Written request - Below are records to be output exactly, every one of them.

Material supplied -
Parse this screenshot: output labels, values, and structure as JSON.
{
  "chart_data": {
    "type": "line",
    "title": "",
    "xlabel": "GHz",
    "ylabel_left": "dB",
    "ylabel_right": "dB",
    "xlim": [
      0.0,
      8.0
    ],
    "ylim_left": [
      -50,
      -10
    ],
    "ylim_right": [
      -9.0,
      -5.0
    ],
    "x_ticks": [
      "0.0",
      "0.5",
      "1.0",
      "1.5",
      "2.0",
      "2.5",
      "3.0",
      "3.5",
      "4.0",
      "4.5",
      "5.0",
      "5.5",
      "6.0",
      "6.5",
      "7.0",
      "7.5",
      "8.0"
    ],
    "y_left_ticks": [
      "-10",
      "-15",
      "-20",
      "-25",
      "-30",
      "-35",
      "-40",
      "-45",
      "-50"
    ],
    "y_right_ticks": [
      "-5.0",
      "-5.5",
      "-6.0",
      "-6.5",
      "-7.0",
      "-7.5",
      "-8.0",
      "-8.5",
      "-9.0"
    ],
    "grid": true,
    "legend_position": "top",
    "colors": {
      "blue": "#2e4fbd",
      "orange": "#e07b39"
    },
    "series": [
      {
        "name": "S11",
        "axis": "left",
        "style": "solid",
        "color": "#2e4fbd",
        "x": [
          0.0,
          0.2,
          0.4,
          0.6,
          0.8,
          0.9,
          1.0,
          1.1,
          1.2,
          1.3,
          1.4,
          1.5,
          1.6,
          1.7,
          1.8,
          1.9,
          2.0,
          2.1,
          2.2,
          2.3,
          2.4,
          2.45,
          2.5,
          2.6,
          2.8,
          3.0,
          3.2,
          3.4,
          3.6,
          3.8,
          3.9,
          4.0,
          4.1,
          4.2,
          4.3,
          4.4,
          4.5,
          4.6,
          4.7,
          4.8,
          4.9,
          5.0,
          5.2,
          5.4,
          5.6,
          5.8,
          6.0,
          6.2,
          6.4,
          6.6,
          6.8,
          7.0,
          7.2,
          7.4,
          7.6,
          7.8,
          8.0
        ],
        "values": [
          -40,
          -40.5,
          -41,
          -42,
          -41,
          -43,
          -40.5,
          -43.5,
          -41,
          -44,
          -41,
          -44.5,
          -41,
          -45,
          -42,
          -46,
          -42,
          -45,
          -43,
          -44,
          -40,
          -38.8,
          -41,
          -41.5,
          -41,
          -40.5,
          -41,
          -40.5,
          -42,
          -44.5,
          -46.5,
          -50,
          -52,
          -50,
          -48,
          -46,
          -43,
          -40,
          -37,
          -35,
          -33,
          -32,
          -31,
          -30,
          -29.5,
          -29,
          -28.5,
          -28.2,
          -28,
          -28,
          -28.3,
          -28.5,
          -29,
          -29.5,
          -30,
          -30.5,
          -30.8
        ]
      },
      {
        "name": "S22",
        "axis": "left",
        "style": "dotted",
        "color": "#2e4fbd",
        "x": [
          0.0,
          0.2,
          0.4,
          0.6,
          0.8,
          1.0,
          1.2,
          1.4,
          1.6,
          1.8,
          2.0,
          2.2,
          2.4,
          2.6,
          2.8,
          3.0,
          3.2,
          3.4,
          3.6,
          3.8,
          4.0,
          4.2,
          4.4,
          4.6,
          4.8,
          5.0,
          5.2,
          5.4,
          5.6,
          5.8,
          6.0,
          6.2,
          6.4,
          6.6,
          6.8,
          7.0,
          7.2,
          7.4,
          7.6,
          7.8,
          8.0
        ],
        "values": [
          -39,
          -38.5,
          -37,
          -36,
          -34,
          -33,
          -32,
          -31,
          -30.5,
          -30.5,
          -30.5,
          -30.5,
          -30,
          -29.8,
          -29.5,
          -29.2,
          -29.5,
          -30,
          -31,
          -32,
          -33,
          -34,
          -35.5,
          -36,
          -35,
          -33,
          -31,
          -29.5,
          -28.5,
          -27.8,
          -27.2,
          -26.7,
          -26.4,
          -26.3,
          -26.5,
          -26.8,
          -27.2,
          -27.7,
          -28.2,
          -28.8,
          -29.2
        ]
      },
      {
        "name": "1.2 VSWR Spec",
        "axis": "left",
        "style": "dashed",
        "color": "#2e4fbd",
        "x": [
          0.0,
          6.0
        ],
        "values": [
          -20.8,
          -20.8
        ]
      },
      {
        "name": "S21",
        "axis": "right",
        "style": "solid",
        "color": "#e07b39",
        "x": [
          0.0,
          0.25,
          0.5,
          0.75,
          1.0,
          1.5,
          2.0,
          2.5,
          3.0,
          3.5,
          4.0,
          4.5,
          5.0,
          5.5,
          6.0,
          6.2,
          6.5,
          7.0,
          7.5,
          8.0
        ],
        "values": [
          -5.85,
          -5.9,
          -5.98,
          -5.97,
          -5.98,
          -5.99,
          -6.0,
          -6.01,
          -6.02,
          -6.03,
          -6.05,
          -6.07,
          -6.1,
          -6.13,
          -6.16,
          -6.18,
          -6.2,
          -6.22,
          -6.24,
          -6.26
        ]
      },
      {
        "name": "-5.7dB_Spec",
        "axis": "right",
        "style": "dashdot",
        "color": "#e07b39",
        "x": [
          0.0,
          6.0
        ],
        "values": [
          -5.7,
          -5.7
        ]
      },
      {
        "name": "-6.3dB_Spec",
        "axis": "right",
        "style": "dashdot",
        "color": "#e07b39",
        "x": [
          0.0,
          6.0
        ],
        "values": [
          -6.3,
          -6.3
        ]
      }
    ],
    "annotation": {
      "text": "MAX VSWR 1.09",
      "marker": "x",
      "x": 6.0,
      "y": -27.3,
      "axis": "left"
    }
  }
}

Task result -
Parse this screenshot: output labels, values, and structure as JSON.
{
  "chart_data": {
    "type": "line",
    "title": "",
    "xlabel": "GHz",
    "ylabel_left": "dB",
    "ylabel_right": "dB",
    "xlim": [
      0.0,
      8.0
    ],
    "ylim_left": [
      -50,
      -10
    ],
    "ylim_right": [
      -9.0,
      -5.0
    ],
    "x_ticks": [
      "0.0",
      "0.5",
      "1.0",
      "1.5",
      "2.0",
      "2.5",
      "3.0",
      "3.5",
      "4.0",
      "4.5",
      "5.0",
      "5.5",
      "6.0",
      "6.5",
      "7.0",
      "7.5",
      "8.0"
    ],
    "y_left_ticks": [
      "-10",
      "-15",
      "-20",
      "-25",
      "-30",
      "-35",
      "-40",
      "-45",
      "-50"
    ],
    "y_right_ticks": [
      "-5.0",
      "-5.5",
      "-6.0",
      "-6.5",
      "-7.0",
      "-7.5",
      "-8.0",
      "-8.5",
      "-9.0"
    ],
    "grid": true,
    "legend_position": "top",
    "colors": {
      "blue": "#2e4fbd",
      "orange": "#e07b39"
    },
    "series": [
      {
        "name": "S11",
        "axis": "left",
        "style": "solid",
        "color": "#2e4fbd",
        "x": [
          0.0,
          0.2,
          0.4,
          0.6,
          0.8,
          0.9,
          1.0,
          1.1,
          1.2,
          1.3,
          1.4,
          1.5,
          1.6,
          1.7,
          1.8,
          1.9,
          2.0,
          2.1,
          2.2,
          2.3,
          2.4,
          2.45,
          2.5,
          2.6,
          2.8,
          3.0,
          3.2,
          3.4,
          3.6,
          3.8,
          3.9,
          4.0,
          4.1,
          4.2,
          4.3,
          4.4,
          4.5,
          4.6,
          4.7,
          4.8,
          4.9,
          5.0,
          5.2,
          5.4,
          5.6,
          5.8,
          6.0,
          6.2,
          6.4,
          6.6,
          6.8,
          7.0,
          7.2,
          7.4,
          7.6,
          7.8,
          8.0
        ],
        "values": [
          -40,
          -40.5,
          -41,
          -42,
          -41,
          -43,
          -40.5,
          -43.5,
          -41,
          -44,
          -41,
          -44.5,
          -41,
          -45,
          -42,
          -46,
          -42,
          -45,
          -43,
          -44,
          -40,
          -38.8,
          -41,
          -41.5,
          -41,
          -40.5,
          -41,
          -40.5,
          -42,
          -44.5,
          -46.5,
          -50,
          -52,
          -50,
          -48,
          -46,
          -43,
          -40,
          -37,
          -35,
          -33,
          -32,
          -31,
          -30,
          -29.5,
          -29,
          -28.5,
          -28.2,
          -28,
          -28,
          -28.3,
          -28.5,
          -29,
          -29.5,
          -30,
          -30.5,
          -30.8
        ]
      },
      {
        "name": "S22",
        "axis": "left",
        "style": "dotted",
        "color": "#2e4fbd",
        "x": [
          0.0,
          0.2,
          0.4,
          0.6,
          0.8,
          1.0,
          1.2,
          1.4,
          1.6,
          1.8,
          2.0,
          2.2,
          2.4,
          2.6,
          2.8,
          3.0,
          3.2,
          3.4,
          3.6,
          3.8,
          4.0,
          4.2,
          4.4,
          4.6,
          4.8,
          5.0,
          5.2,
          5.4,
          5.6,
          5.8,
          6.0,
          6.2,
          6.4,
          6.6,
          6.8,
          7.0,
          7.2,
          7.4,
          7.6,
          7.8,
          8.0
        ],
        "values": [
          -39,
          -38.5,
          -37,
          -36,
          -34,
          -33,
          -32,
          -31,
          -30.5,
          -30.5,
          -30.5,
          -30.5,
          -30,
          -29.8,
          -29.5,
          -29.2,
          -29.5,
          -30,
          -31,
          -32,
          -33,
          -34,
          -35.5,
          -36,
          -35,
          -33,
          -31,
          -29.5,
          -28.5,
          -27.8,
          -27.2,
          -26.7,
          -26.4,
          -26.3,
          -26.5,
          -26.8,
          -27.2,
          -27.7,
          -28.2,
          -28.8,
          -29.2
        ]
      },
      {
        "name": "1.2 VSWR Spec",
        "axis": "left",
        "style": "dashed",
        "color": "#2e4fbd",
        "x": [
          0.0,
          6.0
        ],
        "values": [
          -20.8,
          -20.8
        ]
      },
      {
        "name": "S21",
        "axis": "right",
        "style": "solid",
        "color": "#e07b39",
        "x": [
          0.0,
          0.25,
          0.5,
          0.75,
          1.0,
          1.5,
          2.0,
          2.5,
          3.0,
          3.5,
          4.0,
          4.5,
          5.0,
          5.5,
          6.0,
          6.2,
          6.5,
          7.0,
          7.5,
          8.0
        ],
        "values": [
          -5.85,
          -5.9,
          -5.98,
          -5.97,
          -5.98,
          -5.99,
          -6.0,
          -6.01,
          -6.02,
          -6.03,
          -6.05,
          -6.07,
          -6.1,
          -6.13,
          -6.16,
          -6.18,
          -6.2,
          -6.22,
          -6.24,
          -6.26
        ]
      },
      {
        "name": "-5.7dB_Spec",
        "axis": "right",
        "style": "dashdot",
        "color": "#e07b39",
        "x": [
          0.0,
          6.0
        ],
        "values": [
          -5.7,
          -5.7
        ]
      },
      {
        "name": "-6.3dB_Spec",
        "axis": "right",
        "style": "dashdot",
        "color": "#e07b39",
        "x": [
          0.0,
          6.0
        ],
        "values": [
          -6.3,
          -6.3
        ]
      }
    ],
    "annotation": {
      "text": "MAX VSWR 1.09",
      "marker": "x",
      "x": 6.0,
      "y": -27.3,
      "axis": "left"
    }
  }
}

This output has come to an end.